# [WRITTEN EXERCISE]
Gather every line of the entries that includes the word "have".
##############################
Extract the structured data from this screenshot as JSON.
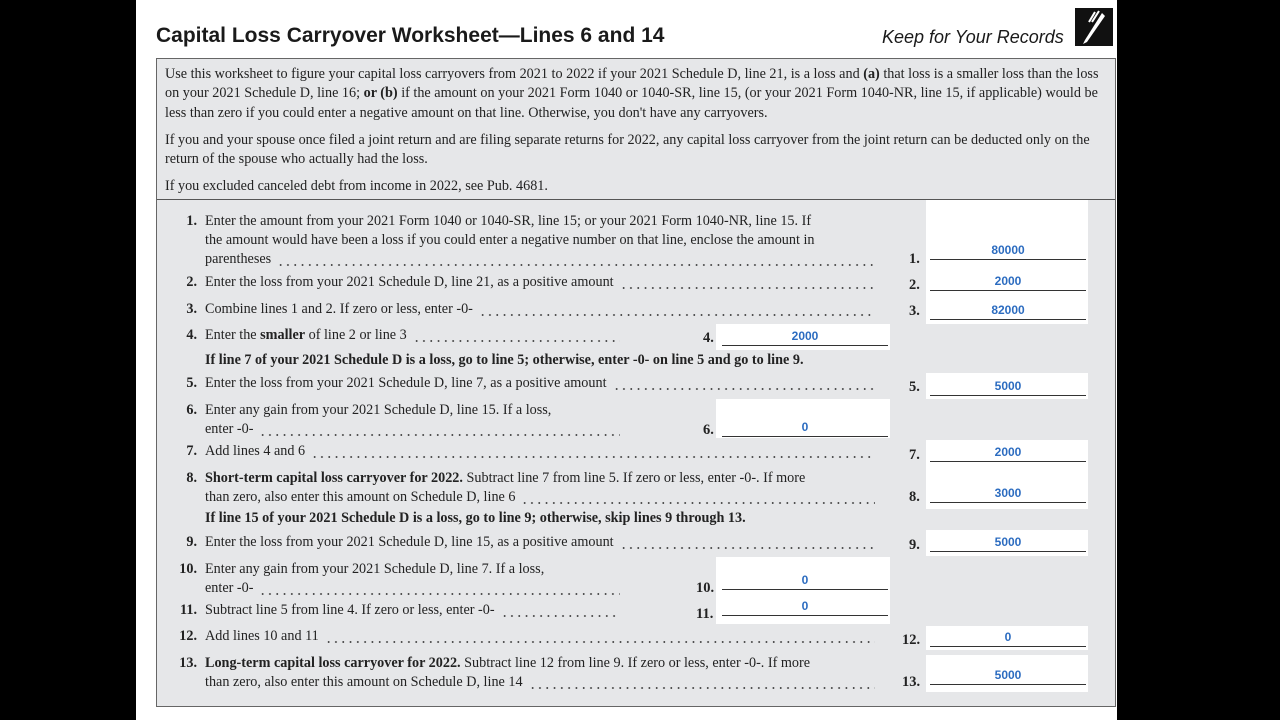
{
  "header": {
    "title": "Capital Loss Carryover Worksheet—Lines 6 and 14",
    "keep": "Keep for Your Records"
  },
  "intro": {
    "p1a": "Use this worksheet to figure your capital loss carryovers from 2021 to 2022 if your 2021 Schedule D, line 21, is a loss and ",
    "p1b": "(a)",
    "p1c": " that loss is a smaller loss than the loss on your 2021 Schedule D, line 16; ",
    "p1d": "or (b)",
    "p1e": " if the amount on your 2021 Form 1040 or 1040-SR, line 15, (or your 2021 Form 1040-NR, line 15, if applicable) would be less than zero if you could enter a negative amount on that line. Otherwise, you don't have any carryovers.",
    "p2": "If you and your spouse once filed a joint return and are filing separate returns for 2022, any capital loss carryover from the joint return can be deducted only on the return of the spouse who actually had the loss.",
    "p3": "If you excluded canceled debt from income in 2022, see Pub. 4681."
  },
  "lines": {
    "l1": {
      "num": "1.",
      "t1": "Enter the amount from your 2021 Form 1040 or 1040-SR, line 15; or your 2021 Form 1040-NR, line 15. If",
      "t2": "the amount would have been a loss if you could enter a negative number on that line, enclose the amount in",
      "t3": "parentheses",
      "value": "80000"
    },
    "l2": {
      "num": "2.",
      "t1": "Enter the loss from your 2021 Schedule D, line 21, as a positive amount",
      "value": "2000"
    },
    "l3": {
      "num": "3.",
      "t1": "Combine lines 1 and 2. If zero or less, enter -0-",
      "value": "82000"
    },
    "l4": {
      "num": "4.",
      "t1": "Enter the ",
      "b": "smaller",
      "t2": " of line 2 or line 3",
      "value": "2000"
    },
    "note1": "If line 7 of your 2021 Schedule D is a loss, go to line 5; otherwise, enter -0- on line 5 and go to line 9.",
    "l5": {
      "num": "5.",
      "t1": "Enter the loss from your 2021 Schedule D, line 7, as a positive amount",
      "value": "5000"
    },
    "l6": {
      "num": "6.",
      "t1": "Enter any gain from your 2021 Schedule D, line 15. If a loss,",
      "t2": "enter -0-",
      "value": "0"
    },
    "l7": {
      "num": "7.",
      "t1": "Add lines 4 and 6",
      "value": "2000"
    },
    "l8": {
      "num": "8.",
      "b": "Short-term capital loss carryover for 2022.",
      "t1": " Subtract line 7 from line 5. If zero or less, enter -0-. If more",
      "t2": "than zero, also enter this amount on Schedule D, line 6",
      "value": "3000"
    },
    "note2": "If line 15 of your 2021 Schedule D is a loss, go to line 9; otherwise, skip lines 9 through 13.",
    "l9": {
      "num": "9.",
      "t1": "Enter the loss from your 2021 Schedule D, line 15, as a positive amount",
      "value": "5000"
    },
    "l10": {
      "num": "10.",
      "t1": "Enter any gain from your 2021 Schedule D, line 7. If a loss,",
      "t2": "enter -0-",
      "value": "0"
    },
    "l11": {
      "num": "11.",
      "t1": "Subtract line 5 from line 4. If zero or less, enter -0-",
      "value": "0"
    },
    "l12": {
      "num": "12.",
      "t1": "Add lines 10 and 11",
      "value": "0"
    },
    "l13": {
      "num": "13.",
      "b": "Long-term capital loss carryover for 2022.",
      "t1": " Subtract line 12 from line 9. If zero or less, enter -0-. If more",
      "t2": "than zero, also enter this amount on Schedule D, line 14",
      "value": "5000"
    }
  },
  "colors": {
    "value_text": "#2c6cc0",
    "panel_bg": "#e6e7e9"
  }
}
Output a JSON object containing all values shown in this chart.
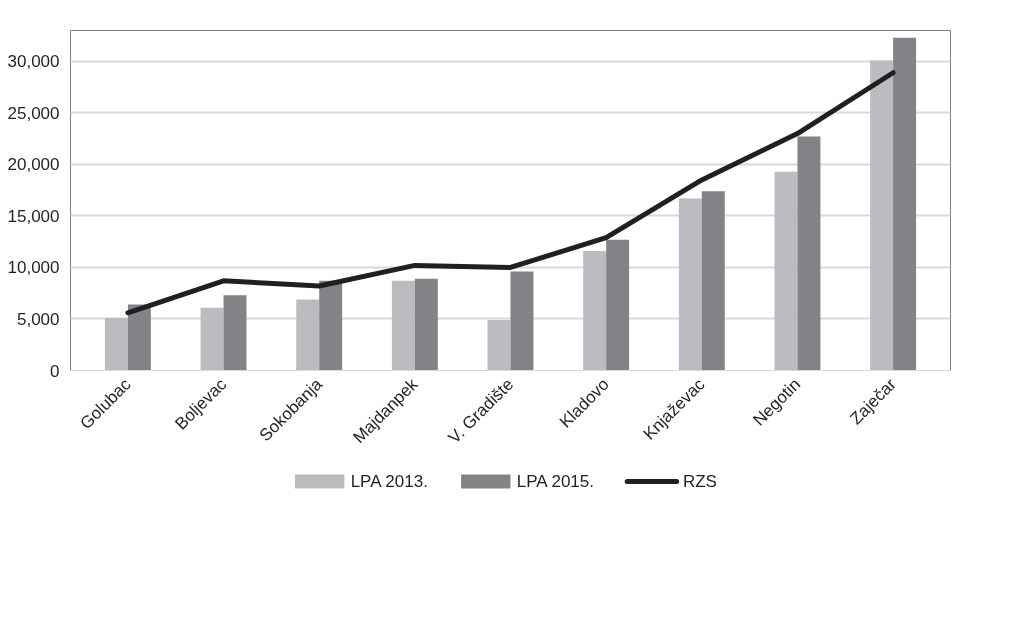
{
  "chart_data": {
    "type": "bar",
    "categories": [
      "Golubac",
      "Boljevac",
      "Sokobanja",
      "Majdanpek",
      "V. Gradište",
      "Kladovo",
      "Knjaževac",
      "Negotin",
      "Zaječar"
    ],
    "series": [
      {
        "name": "LPA 2013.",
        "color": "#bbbcc0",
        "values": [
          5100,
          6100,
          6900,
          8700,
          4900,
          11600,
          16700,
          19300,
          30100
        ]
      },
      {
        "name": "LPA 2015.",
        "color": "#828386",
        "values": [
          6400,
          7300,
          8700,
          8900,
          9600,
          12700,
          17400,
          22700,
          32300
        ]
      },
      {
        "name": "RZS",
        "type": "line",
        "color": "#231f20",
        "values": [
          5600,
          8700,
          8200,
          10200,
          10000,
          12900,
          18500,
          23000,
          28900
        ]
      }
    ],
    "ylim": [
      0,
      33000
    ],
    "yticks": [
      0,
      {
        "value": 5000,
        "label": "5,000"
      },
      {
        "value": 10000,
        "label": "10,000"
      },
      {
        "value": 15000,
        "label": "15,000"
      },
      {
        "value": 20000,
        "label": "20,000"
      },
      {
        "value": 25000,
        "label": "25,000"
      },
      {
        "value": 30000,
        "label": "30,000"
      }
    ],
    "grid": "y",
    "legend": "bottom"
  }
}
##############################
# [EXERCISE ANSWER]
    "p1e": " if the amount on your 2021 Form 1040 or 1040-SR, line 15, (or your 2021 Form 1040-NR, line 15, if applicable) would be less than zero if you could enter a negative amount on that line. Otherwise, you don't have any carryovers.",
      "t2": "the amount would have been a loss if you could enter a negative number on that line, enclose the amount in",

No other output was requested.